SOURCE EXCERPT:

· · · · ·

3.3. Deformation mechanisms

A key characteristic of hot- and/or cold-rolled medium-Mn steels is the UFG microstructure produced during intercritical annealing. Through a Hall-Petch relationship, the ultrafine grain size is one of the main contributors to the high YS. EBSD results of the as-received and deformed microstructures (Figure 5) indicate that the austenite volume fraction decreased (from 35 to 18 %) after deformation to failure at quasi-static strain rates and also revealed a small volume fraction of ε-martensite (4 %) within the austenite grains. A comparison between as-received and pulled-to-failure microstructures (Figure 5a–b) showed an increase in the average Kernel average misorientation (KAM) (a 67 % increase in austenite and a 77 % increase in ferrite/recovered α’-martensite). The martensitic matrix, ultrafine ferrite, and ultrafine austenite in the deformed material (Figure 5c–e) respectively contain dislocation tangles and planar defects that were not present in the undeformed material (Figure 2e–f). Much of the austenite remained un-transformed after deformation to failure (consistent with EBSD results).

Figure 5:

EBSD comparison of a) as-received specimen and b) specimen deformed to failure at quasi-static strain rates. c-e) BF-TEM images of deformation accommodated by the coarse-grained recovered (CG) α’-martensite, UFG ferrite (α), and UFG austenite (γ).

· · · · ·

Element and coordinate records
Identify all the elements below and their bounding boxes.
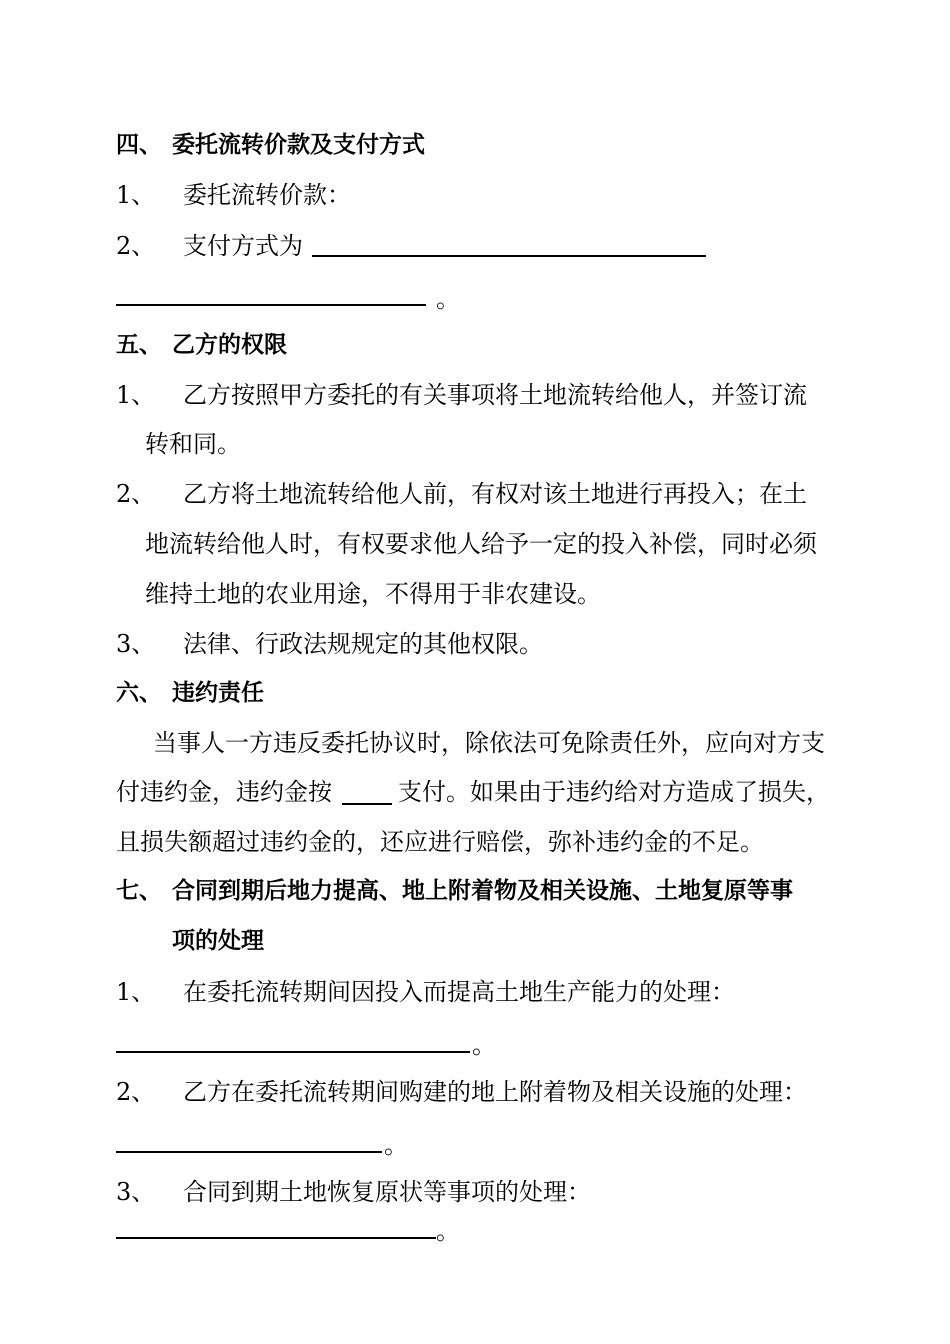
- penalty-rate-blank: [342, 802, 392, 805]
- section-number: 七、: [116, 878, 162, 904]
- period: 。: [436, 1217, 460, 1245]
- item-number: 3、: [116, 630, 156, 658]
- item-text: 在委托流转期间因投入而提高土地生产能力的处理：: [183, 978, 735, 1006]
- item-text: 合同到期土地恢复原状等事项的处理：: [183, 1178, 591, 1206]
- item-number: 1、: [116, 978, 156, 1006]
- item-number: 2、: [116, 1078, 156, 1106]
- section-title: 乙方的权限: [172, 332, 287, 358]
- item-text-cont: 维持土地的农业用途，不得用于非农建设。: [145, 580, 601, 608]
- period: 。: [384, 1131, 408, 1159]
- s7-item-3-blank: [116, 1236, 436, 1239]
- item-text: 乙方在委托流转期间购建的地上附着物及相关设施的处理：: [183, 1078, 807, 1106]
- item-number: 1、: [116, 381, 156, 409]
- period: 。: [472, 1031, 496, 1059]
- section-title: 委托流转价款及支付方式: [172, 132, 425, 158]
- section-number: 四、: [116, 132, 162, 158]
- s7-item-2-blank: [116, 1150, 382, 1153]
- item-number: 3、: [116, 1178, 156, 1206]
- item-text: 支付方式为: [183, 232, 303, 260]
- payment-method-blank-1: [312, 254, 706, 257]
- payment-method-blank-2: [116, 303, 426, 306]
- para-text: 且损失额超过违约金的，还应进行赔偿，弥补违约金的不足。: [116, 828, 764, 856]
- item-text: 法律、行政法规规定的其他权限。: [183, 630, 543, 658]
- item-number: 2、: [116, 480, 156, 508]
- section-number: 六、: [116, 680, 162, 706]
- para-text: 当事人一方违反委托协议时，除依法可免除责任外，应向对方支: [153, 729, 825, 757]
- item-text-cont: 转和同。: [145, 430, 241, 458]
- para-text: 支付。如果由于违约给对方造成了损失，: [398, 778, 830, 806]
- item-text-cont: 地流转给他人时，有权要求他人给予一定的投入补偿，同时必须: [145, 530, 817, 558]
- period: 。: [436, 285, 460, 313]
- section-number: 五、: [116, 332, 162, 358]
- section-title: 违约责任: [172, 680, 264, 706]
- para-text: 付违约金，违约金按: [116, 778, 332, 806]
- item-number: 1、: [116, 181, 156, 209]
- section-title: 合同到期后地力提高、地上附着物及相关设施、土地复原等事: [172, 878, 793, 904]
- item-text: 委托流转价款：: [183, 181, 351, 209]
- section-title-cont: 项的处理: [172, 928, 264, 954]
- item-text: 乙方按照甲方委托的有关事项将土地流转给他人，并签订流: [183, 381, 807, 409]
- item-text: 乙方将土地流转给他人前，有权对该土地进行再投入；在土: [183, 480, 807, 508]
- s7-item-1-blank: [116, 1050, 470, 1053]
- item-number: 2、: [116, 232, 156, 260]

· · · · ·

WHAT YOU WILL DO:
A - Translate this sentence from the deformation mechanisms text into Spanish: "Through a Hall-Petch relationship, the ultrafine grain size is one of the main contributors to the high YS."
B - In the deformation mechanisms text, how did the austenite volume fraction change after deformation to failure at quasi-static strain rates?
C - Continue the text on deformation mechanisms in medium-Mn steels from where it stops.

ANSWERS GIVEN:
A - A través de una relación de Hall-Petch, el tamaño de grano ultrafino es uno de los principales factores que contribuyen al alto YS.

B - It decreased from 35 to 18 %.

C -
Dark-field TEM results from samples deformed to failure at $\dot{\text{ε}}=2{\text{x10}}^{-4}{\text{s}}^{-1}$ (Figure 6) and $\dot{\text{ε}}=2{\text{x10}}^1{\text{s}}^{-1}$ confirm the presence of mechanical twins and hexagonal ε-martensite in the ultrafine austenite grains that have not completely transformed (consistent with SFE predictions). In Figure 7b–c, BF-TEM and DF-TEM images show strain-induced planar defects in the austenite of a sample deformed at $\dot{\text{ε}}=2{\text{x10}}^{-4}{\text{s}}^{-1}$ and interrupted at ε_eng. = 0.08. Figure 7a provides evidence that UF ferrite grains have also begun to deform.

Figure 6:

a/d) BF-TEM and c/f) DF-TEM images of planar defects visible in austenite grains from specimens deformed to failure at $\dot{\text{ε}}=2\text{x}{10}^{-4}{s}^{\text{-1}}$. b/e) Selected area electron diffraction results indicate two types of planar defects present in the ultrafine-grained austenite that has not completely transformed: mechanical twinning and hexagonal ε-martensite.

Figure 7:

BF-TEM images of a sample interrupted at ε_eng. = 0.08 (tested at $\dot{\text{ε}}=2\text{x}{10}^{-4}{s}^{\text{-1}}$). a) UF ferrite grains shows signs of deformation with dislocation tangles and b) UF austenite grains have already begun to develop planar defects (stacking faults and ε-martensite).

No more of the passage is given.